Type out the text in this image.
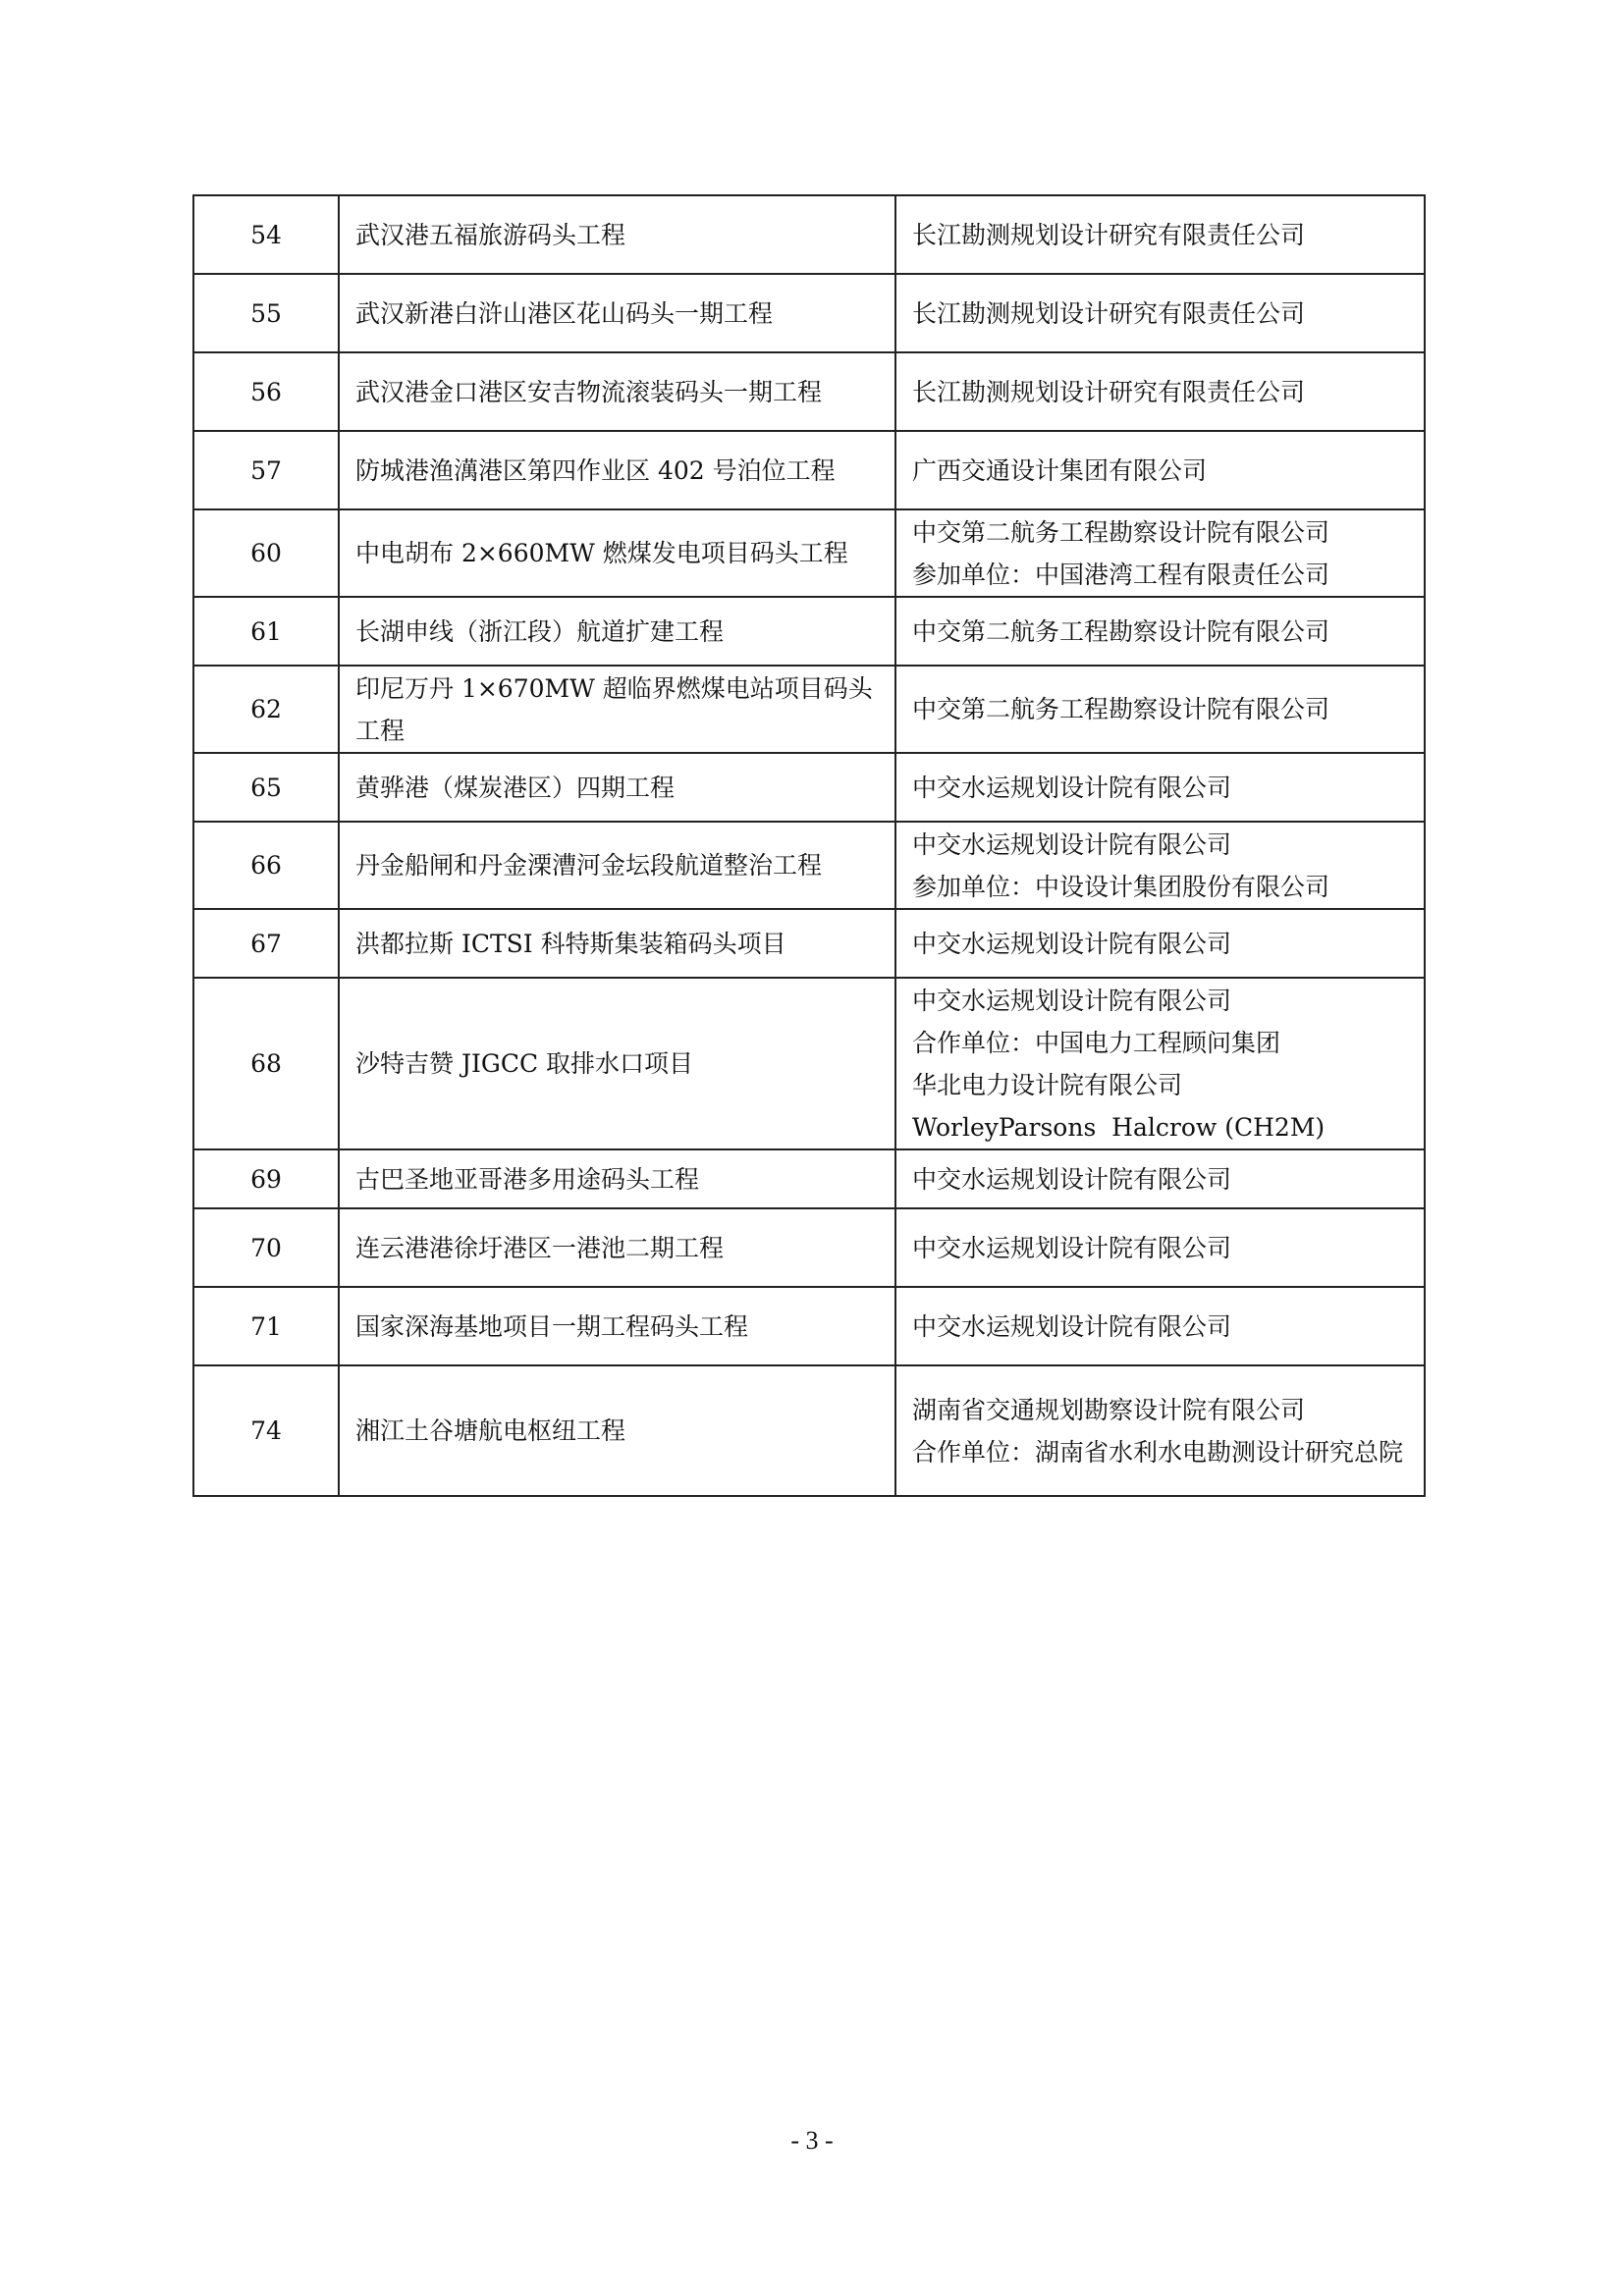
54	武汉港五福旅游码头工程	长江勘测规划设计研究有限责任公司

55	武汉新港白浒山港区花山码头一期工程	长江勘测规划设计研究有限责任公司

56	武汉港金口港区安吉物流滚装码头一期工程	长江勘测规划设计研究有限责任公司

57	防城港渔澫港区第四作业区 402 号泊位工程	广西交通设计集团有限公司

60	中电胡布 2×660MW 燃煤发电项目码头工程	中交第二航务工程勘察设计院有限公司
参加单位：中国港湾工程有限责任公司

61	长湖申线（浙江段）航道扩建工程	中交第二航务工程勘察设计院有限公司

62	印尼万丹 1×670MW 超临界燃煤电站项目码头工程	中交第二航务工程勘察设计院有限公司

65	黄骅港（煤炭港区）四期工程	中交水运规划设计院有限公司

66	丹金船闸和丹金溧漕河金坛段航道整治工程	中交水运规划设计院有限公司
参加单位：中设设计集团股份有限公司

67	洪都拉斯 ICTSI 科特斯集装箱码头项目	中交水运规划设计院有限公司

68	沙特吉赞 JIGCC 取排水口项目	中交水运规划设计院有限公司
合作单位：中国电力工程顾问集团
华北电力设计院有限公司
WorleyParsons  Halcrow (CH2M)

69	古巴圣地亚哥港多用途码头工程	中交水运规划设计院有限公司

70	连云港港徐圩港区一港池二期工程	中交水运规划设计院有限公司

71	国家深海基地项目一期工程码头工程	中交水运规划设计院有限公司

74	湘江土谷塘航电枢纽工程	湖南省交通规划勘察设计院有限公司
合作单位：湖南省水利水电勘测设计研究总院
- 3 -
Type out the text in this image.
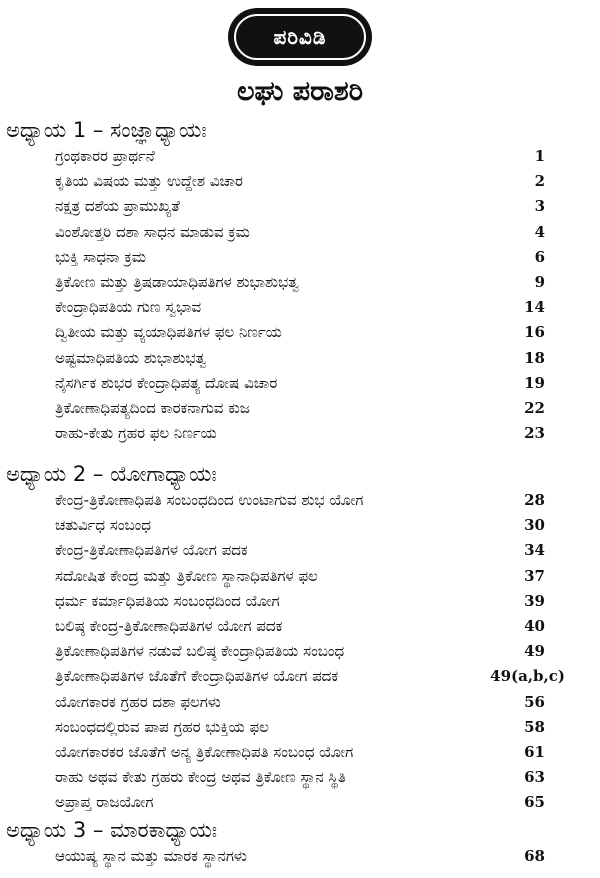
ಪರಿವಿಡಿ
ಲಘು ಪರಾಶರಿ
ಅಧ್ಯಾಯ 1 – ಸಂಜ್ಞಾಧ್ಯಾಯಃ
ಗ್ರಂಥಕಾರರ ಪ್ರಾರ್ಥನೆ	1
ಕೃತಿಯ ವಿಷಯ ಮತ್ತು ಉದ್ದೇಶ ವಿಚಾರ	2
ನಕ್ಷತ್ರ ದಶೆಯ ಪ್ರಾಮುಖ್ಯತೆ	3
ವಿಂಶೋತ್ತರಿ ದಶಾ ಸಾಧನ ಮಾಡುವ ಕ್ರಮ	4
ಭುಕ್ತಿ ಸಾಧನಾ ಕ್ರಮ	6
ತ್ರಿಕೋಣ ಮತ್ತು ತ್ರಿಷಡಾಯಾಧಿಪತಿಗಳ ಶುಭಾಶುಭತ್ವ	9
ಕೇಂದ್ರಾಧಿಪತಿಯ ಗುಣ ಸ್ವಭಾವ	14
ದ್ವಿತೀಯ ಮತ್ತು ವ್ಯಯಾಧಿಪತಿಗಳ ಫಲ ನಿರ್ಣಯ	16
ಅಷ್ಟಮಾಧಿಪತಿಯ ಶುಭಾಶುಭತ್ವ	18
ನೈಸರ್ಗಿಕ ಶುಭರ ಕೇಂದ್ರಾಧಿಪತ್ಯ ದೋಷ ವಿಚಾರ	19
ತ್ರಿಕೋಣಾಧಿಪತ್ಯದಿಂದ ಕಾರಕನಾಗುವ ಕುಜ	22
ರಾಹು-ಕೇತು ಗ್ರಹರ ಫಲ ನಿರ್ಣಯ	23
ಅಧ್ಯಾಯ 2 – ಯೋಗಾಧ್ಯಾಯಃ
ಕೇಂದ್ರ-ತ್ರಿಕೋಣಾಧಿಪತಿ ಸಂಬಂಧದಿಂದ ಉಂಟಾಗುವ ಶುಭ ಯೋಗ	28
ಚತುರ್ವಿಧ ಸಂಬಂಧ	30
ಕೇಂದ್ರ-ತ್ರಿಕೋಣಾಧಿಪತಿಗಳ ಯೋಗ ಪದಕ	34
ಸದೋಷಿತ ಕೇಂದ್ರ ಮತ್ತು ತ್ರಿಕೋಣ ಸ್ಥಾನಾಧಿಪತಿಗಳ ಫಲ	37
ಧರ್ಮ ಕರ್ಮಾಧಿಪತಿಯ ಸಂಬಂಧದಿಂದ ಯೋಗ	39
ಬಲಿಷ್ಠ ಕೇಂದ್ರ-ತ್ರಿಕೋಣಾಧಿಪತಿಗಳ ಯೋಗ ಪದಕ	40
ತ್ರಿಕೋಣಾಧಿಪತಿಗಳ ನಡುವೆ ಬಲಿಷ್ಠ ಕೇಂದ್ರಾಧಿಪತಿಯ ಸಂಬಂಧ	49
ತ್ರಿಕೋಣಾಧಿಪತಿಗಳ ಜೊತೆಗೆ ಕೇಂದ್ರಾಧಿಪತಿಗಳ ಯೋಗ ಪದಕ	49(a,b,c)
ಯೋಗಕಾರಕ ಗ್ರಹರ ದಶಾ ಫಲಗಳು	56
ಸಂಬಂಧದಲ್ಲಿರುವ ಪಾಪ ಗ್ರಹರ ಭುಕ್ತಿಯ ಫಲ	58
ಯೋಗಕಾರಕರ ಜೊತೆಗೆ ಅನ್ಯ ತ್ರಿಕೋಣಾಧಿಪತಿ ಸಂಬಂಧ ಯೋಗ	61
ರಾಹು ಅಥವ ಕೇತು ಗ್ರಹರು ಕೇಂದ್ರ ಅಥವ ತ್ರಿಕೋಣ ಸ್ಥಾನ ಸ್ಥಿತಿ	63
ಅಪ್ರಾಪ್ತ ರಾಜಯೋಗ	65
ಅಧ್ಯಾಯ 3 – ಮಾರಕಾಧ್ಯಾಯಃ
ಆಯುಷ್ಯ ಸ್ಥಾನ ಮತ್ತು ಮಾರಕ ಸ್ಥಾನಗಳು	68
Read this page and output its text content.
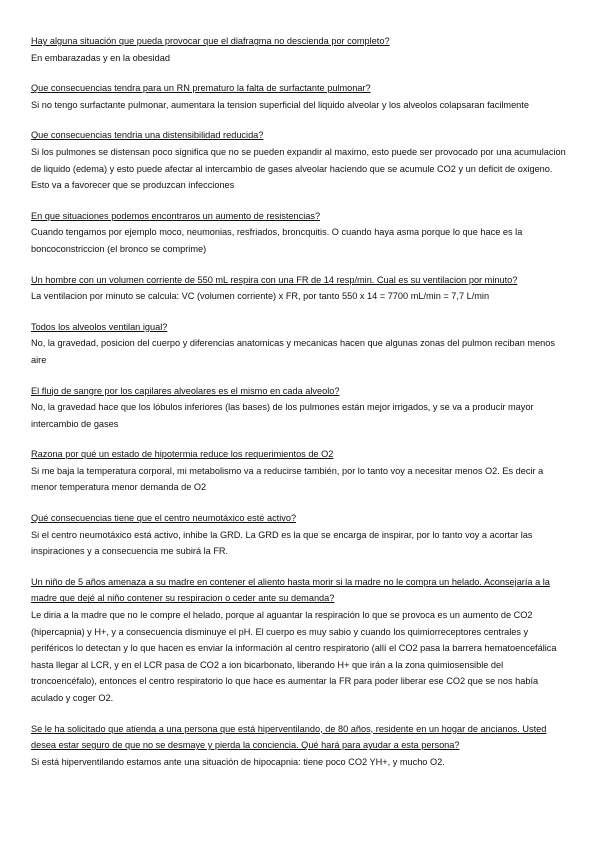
Hay alguna situación que pueda provocar que el diafragma no descienda por completo?

En embarazadas y en la obesidad

Que consecuencias tendra para un RN prematuro la falta de surfactante pulmonar?

Si no tengo surfactante pulmonar, aumentara la tension superficial del liquido alveolar y los alveolos colapsaran facilmente

Que consecuencias tendria una distensibilidad reducida?

Si los pulmones se distensan poco significa que no se pueden expandir al maximo, esto puede ser provocado por una acumulacion de liquido (edema) y esto puede afectar al intercambio de gases alveolar haciendo que se acumule CO2 y un deficit de oxigeno. Esto va a favorecer que se produzcan infecciones

En que situaciones podemos encontraros un aumento de resistencias?

Cuando tengamos por ejemplo moco, neumonias, resfriados, broncquitis. O cuando haya asma porque lo que hace es la boncoconstriccion (el bronco se comprime)

Un hombre con un volumen corriente de 550 mL respira con una FR de 14 resp/min. Cual es su ventilacion por minuto?

La ventilacion por minuto se calcula: VC (volumen corriente) x FR, por tanto 550 x 14 = 7700 mL/min = 7,7 L/min

Todos los alveolos ventilan igual?

No, la gravedad, posicion del cuerpo y diferencias anatomicas y mecanicas hacen que algunas zonas del pulmon reciban menos aire

El flujo de sangre por los capilares alveolares es el mismo en cada alveolo?

No, la gravedad hace que los lóbulos inferiores (las bases) de los pulmones están mejor irrigados, y se va a producir mayor intercambio de gases

Razona por qué un estado de hipotermia reduce los requerimientos de O2

Si me baja la temperatura corporal, mi metabolismo va a reducirse también, por lo tanto voy a necesitar menos O2. Es decir a menor temperatura menor demanda de O2

Qué consecuencias tiene que el centro neumotáxico esté activo?

Si el centro neumotáxico está activo, inhibe la GRD. La GRD es la que se encarga de inspirar, por lo tanto voy a acortar las inspiraciones y a consecuencia me subirá la FR.

Un niño de 5 años amenaza a su madre en contener el aliento hasta morir si la madre no le compra un helado. Aconsejaría a la madre que dejé al niño contener su respiracion o ceder ante su demanda?

Le diria a la madre que no le compre el helado, porque al aguantar la respiración lo que se provoca es un aumento de CO2 (hipercapnia) y H+, y a consecuencia disminuye el pH. El cuerpo es muy sabio y cuando los quimiorreceptores centrales y periféricos lo detectan y lo que hacen es enviar la información al centro respiratorio (allí el CO2 pasa la barrera hematoencefálica hasta llegar al LCR, y en el LCR pasa de CO2 a ion bicarbonato, liberando H+ que irán a la zona quimiosensible del troncoencéfalo), entonces el centro respiratorio lo que hace es aumentar la FR para poder liberar ese CO2 que se nos había aculado y coger O2.

Se le ha solicitado que atienda a una persona que está hiperventilando, de 80 años, residente en un hogar de ancianos. Usted desea estar seguro de que no se desmaye y pierda la conciencia. Qué hará para ayudar a esta persona?

Si está hiperventilando estamos ante una situación de hipocapnia: tiene poco CO2 YH+, y mucho O2.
════════════════
Goal: For each line above that contains the word "合作单位", copy that line.

Response:
合作单位：中国电力工程顾问集团
合作单位：湖南省水利水电勘测设计研究总院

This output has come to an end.